⟨

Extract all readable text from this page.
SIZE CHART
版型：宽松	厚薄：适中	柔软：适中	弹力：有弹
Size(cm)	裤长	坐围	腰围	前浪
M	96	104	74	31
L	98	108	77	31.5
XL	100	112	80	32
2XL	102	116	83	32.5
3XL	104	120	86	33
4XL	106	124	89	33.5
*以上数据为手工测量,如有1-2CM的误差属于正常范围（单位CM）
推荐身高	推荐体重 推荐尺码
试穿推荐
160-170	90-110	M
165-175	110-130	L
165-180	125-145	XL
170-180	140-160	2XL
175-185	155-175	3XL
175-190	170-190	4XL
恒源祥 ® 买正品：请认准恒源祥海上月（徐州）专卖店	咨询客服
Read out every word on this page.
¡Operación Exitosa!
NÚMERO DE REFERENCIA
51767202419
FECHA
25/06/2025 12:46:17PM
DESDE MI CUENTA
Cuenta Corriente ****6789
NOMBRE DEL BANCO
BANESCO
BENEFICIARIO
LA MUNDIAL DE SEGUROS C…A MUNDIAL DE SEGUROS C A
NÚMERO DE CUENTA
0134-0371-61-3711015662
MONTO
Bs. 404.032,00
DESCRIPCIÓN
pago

⟩

__REQUEST__:
Transcribe the records above exactly as they appear.

__OUTPUT FOR THIS TASK__:
Extract all readable text from this page.
SIZE CHART
版型：宽松	厚薄：适中	柔软：适中	弹力：有弹
Size(cm)	裤长	坐围	腰围	前浪
M	96	104	74	31
L	98	108	77	31.5
XL	100	112	80	32
2XL	102	116	83	32.5
3XL	104	120	86	33
4XL	106	124	89	33.5
*以上数据为手工测量,如有1-2CM的误差属于正常范围（单位CM）
推荐身高	推荐体重 推荐尺码
试穿推荐
160-170	90-110	M
165-175	110-130	L
165-180	125-145	XL
170-180	140-160	2XL
175-185	155-175	3XL
175-190	170-190	4XL
恒源祥 ® 买正品：请认准恒源祥海上月（徐州）专卖店	咨询客服
Read out every word on this page.
¡Operación Exitosa!
NÚMERO DE REFERENCIA
51767202419
FECHA
25/06/2025 12:46:17PM
DESDE MI CUENTA
Cuenta Corriente ****6789
NOMBRE DEL BANCO
BANESCO
BENEFICIARIO
LA MUNDIAL DE SEGUROS C…A MUNDIAL DE SEGUROS C A
NÚMERO DE CUENTA
0134-0371-61-3711015662
MONTO
Bs. 404.032,00
DESCRIPCIÓN
pago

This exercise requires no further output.